=== GIVEN DATA ===

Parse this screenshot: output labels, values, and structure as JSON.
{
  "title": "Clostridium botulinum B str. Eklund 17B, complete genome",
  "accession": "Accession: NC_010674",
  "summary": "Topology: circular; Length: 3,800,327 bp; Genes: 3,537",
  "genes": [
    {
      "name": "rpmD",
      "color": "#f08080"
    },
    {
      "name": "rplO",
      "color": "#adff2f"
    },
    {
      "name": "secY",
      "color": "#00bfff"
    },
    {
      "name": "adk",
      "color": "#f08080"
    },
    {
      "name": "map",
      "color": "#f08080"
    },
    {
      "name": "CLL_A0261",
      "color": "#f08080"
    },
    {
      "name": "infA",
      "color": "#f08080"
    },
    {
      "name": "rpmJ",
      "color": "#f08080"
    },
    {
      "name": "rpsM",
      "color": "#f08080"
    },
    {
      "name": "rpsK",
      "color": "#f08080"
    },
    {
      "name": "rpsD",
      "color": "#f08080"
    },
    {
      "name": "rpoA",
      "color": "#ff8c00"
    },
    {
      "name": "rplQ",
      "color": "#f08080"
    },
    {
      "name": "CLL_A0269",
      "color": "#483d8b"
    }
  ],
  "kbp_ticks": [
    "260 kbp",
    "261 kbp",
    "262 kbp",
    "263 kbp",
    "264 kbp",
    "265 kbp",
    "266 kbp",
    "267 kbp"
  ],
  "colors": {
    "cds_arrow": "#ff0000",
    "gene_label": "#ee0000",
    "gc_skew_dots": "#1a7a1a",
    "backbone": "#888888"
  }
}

===

Reproduce all the data precisely, word for word.

- WRITTEN ANSWER:
Parse this screenshot: output labels, values, and structure as JSON.
{
  "title": "Clostridium botulinum B str. Eklund 17B, complete genome",
  "accession": "Accession: NC_010674",
  "summary": "Topology: circular; Length: 3,800,327 bp; Genes: 3,537",
  "genes": [
    {
      "name": "rpmD",
      "color": "#f08080"
    },
    {
      "name": "rplO",
      "color": "#adff2f"
    },
    {
      "name": "secY",
      "color": "#00bfff"
    },
    {
      "name": "adk",
      "color": "#f08080"
    },
    {
      "name": "map",
      "color": "#f08080"
    },
    {
      "name": "CLL_A0261",
      "color": "#f08080"
    },
    {
      "name": "infA",
      "color": "#f08080"
    },
    {
      "name": "rpmJ",
      "color": "#f08080"
    },
    {
      "name": "rpsM",
      "color": "#f08080"
    },
    {
      "name": "rpsK",
      "color": "#f08080"
    },
    {
      "name": "rpsD",
      "color": "#f08080"
    },
    {
      "name": "rpoA",
      "color": "#ff8c00"
    },
    {
      "name": "rplQ",
      "color": "#f08080"
    },
    {
      "name": "CLL_A0269",
      "color": "#483d8b"
    }
  ],
  "kbp_ticks": [
    "260 kbp",
    "261 kbp",
    "262 kbp",
    "263 kbp",
    "264 kbp",
    "265 kbp",
    "266 kbp",
    "267 kbp"
  ],
  "colors": {
    "cds_arrow": "#ff0000",
    "gene_label": "#ee0000",
    "gc_skew_dots": "#1a7a1a",
    "backbone": "#888888"
  }
}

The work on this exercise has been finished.